__Aim__
Pictures do not belong in the copy. Return all of the entries exactly.

[Figure data in JSON]
# # # #

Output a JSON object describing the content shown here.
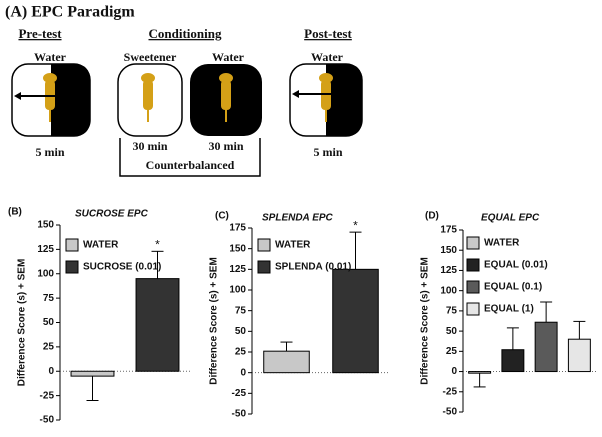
{
  "diagram": {
    "title": "(A) EPC Paradigm",
    "pretest": {
      "heading": "Pre-test",
      "label": "Water",
      "time": "5 min"
    },
    "conditioning": {
      "heading": "Conditioning",
      "left_label": "Sweetener",
      "right_label": "Water",
      "left_time": "30 min",
      "right_time": "30 min",
      "note": "Counterbalanced"
    },
    "posttest": {
      "heading": "Post-test",
      "label": "Water",
      "time": "5 min"
    }
  },
  "chart_data": [
    {
      "type": "bar",
      "panel": "(B)",
      "title": "SUCROSE EPC",
      "y_label": "Difference Score (s) + SEM",
      "ylim": [
        -50,
        150
      ],
      "yticks": [
        -50,
        -25,
        0,
        25,
        50,
        75,
        100,
        125,
        150
      ],
      "legend": "upper left",
      "series": [
        {
          "name": "WATER",
          "color": "#c8c8c8",
          "values": [
            -5
          ],
          "errors": [
            25
          ]
        },
        {
          "name": "SUCROSE (0.01)",
          "color": "#333333",
          "values": [
            95
          ],
          "errors": [
            28
          ],
          "annotation": "*"
        }
      ]
    },
    {
      "type": "bar",
      "panel": "(C)",
      "title": "SPLENDA EPC",
      "y_label": "Difference Score (s) + SEM",
      "ylim": [
        -50,
        175
      ],
      "yticks": [
        -50,
        -25,
        0,
        25,
        50,
        75,
        100,
        125,
        150,
        175
      ],
      "legend": "upper left",
      "series": [
        {
          "name": "WATER",
          "color": "#c8c8c8",
          "values": [
            26
          ],
          "errors": [
            11
          ]
        },
        {
          "name": "SPLENDA (0.01)",
          "color": "#333333",
          "values": [
            125
          ],
          "errors": [
            45
          ],
          "annotation": "*"
        }
      ]
    },
    {
      "type": "bar",
      "panel": "(D)",
      "title": "EQUAL EPC",
      "y_label": "Difference Score (s) + SEM",
      "ylim": [
        -50,
        175
      ],
      "yticks": [
        -50,
        -25,
        0,
        25,
        50,
        75,
        100,
        125,
        150,
        175
      ],
      "legend": "upper left",
      "series": [
        {
          "name": "WATER",
          "color": "#c8c8c8",
          "values": [
            -2
          ],
          "errors": [
            17
          ]
        },
        {
          "name": "EQUAL (0.01)",
          "color": "#222222",
          "values": [
            27
          ],
          "errors": [
            27
          ]
        },
        {
          "name": "EQUAL (0.1)",
          "color": "#5a5a5a",
          "values": [
            61
          ],
          "errors": [
            25
          ]
        },
        {
          "name": "EQUAL (1)",
          "color": "#e6e6e6",
          "values": [
            40
          ],
          "errors": [
            22
          ]
        }
      ]
    }
  ]
}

# # # #

__Full output__
Output a JSON object describing the content shown here.
{
  "diagram": {
    "title": "(A) EPC Paradigm",
    "pretest": {
      "heading": "Pre-test",
      "label": "Water",
      "time": "5 min"
    },
    "conditioning": {
      "heading": "Conditioning",
      "left_label": "Sweetener",
      "right_label": "Water",
      "left_time": "30 min",
      "right_time": "30 min",
      "note": "Counterbalanced"
    },
    "posttest": {
      "heading": "Post-test",
      "label": "Water",
      "time": "5 min"
    }
  },
  "chart_data": [
    {
      "type": "bar",
      "panel": "(B)",
      "title": "SUCROSE EPC",
      "y_label": "Difference Score (s) + SEM",
      "ylim": [
        -50,
        150
      ],
      "yticks": [
        -50,
        -25,
        0,
        25,
        50,
        75,
        100,
        125,
        150
      ],
      "legend": "upper left",
      "series": [
        {
          "name": "WATER",
          "color": "#c8c8c8",
          "values": [
            -5
          ],
          "errors": [
            25
          ]
        },
        {
          "name": "SUCROSE (0.01)",
          "color": "#333333",
          "values": [
            95
          ],
          "errors": [
            28
          ],
          "annotation": "*"
        }
      ]
    },
    {
      "type": "bar",
      "panel": "(C)",
      "title": "SPLENDA EPC",
      "y_label": "Difference Score (s) + SEM",
      "ylim": [
        -50,
        175
      ],
      "yticks": [
        -50,
        -25,
        0,
        25,
        50,
        75,
        100,
        125,
        150,
        175
      ],
      "legend": "upper left",
      "series": [
        {
          "name": "WATER",
          "color": "#c8c8c8",
          "values": [
            26
          ],
          "errors": [
            11
          ]
        },
        {
          "name": "SPLENDA (0.01)",
          "color": "#333333",
          "values": [
            125
          ],
          "errors": [
            45
          ],
          "annotation": "*"
        }
      ]
    },
    {
      "type": "bar",
      "panel": "(D)",
      "title": "EQUAL EPC",
      "y_label": "Difference Score (s) + SEM",
      "ylim": [
        -50,
        175
      ],
      "yticks": [
        -50,
        -25,
        0,
        25,
        50,
        75,
        100,
        125,
        150,
        175
      ],
      "legend": "upper left",
      "series": [
        {
          "name": "WATER",
          "color": "#c8c8c8",
          "values": [
            -2
          ],
          "errors": [
            17
          ]
        },
        {
          "name": "EQUAL (0.01)",
          "color": "#222222",
          "values": [
            27
          ],
          "errors": [
            27
          ]
        },
        {
          "name": "EQUAL (0.1)",
          "color": "#5a5a5a",
          "values": [
            61
          ],
          "errors": [
            25
          ]
        },
        {
          "name": "EQUAL (1)",
          "color": "#e6e6e6",
          "values": [
            40
          ],
          "errors": [
            22
          ]
        }
      ]
    }
  ]
}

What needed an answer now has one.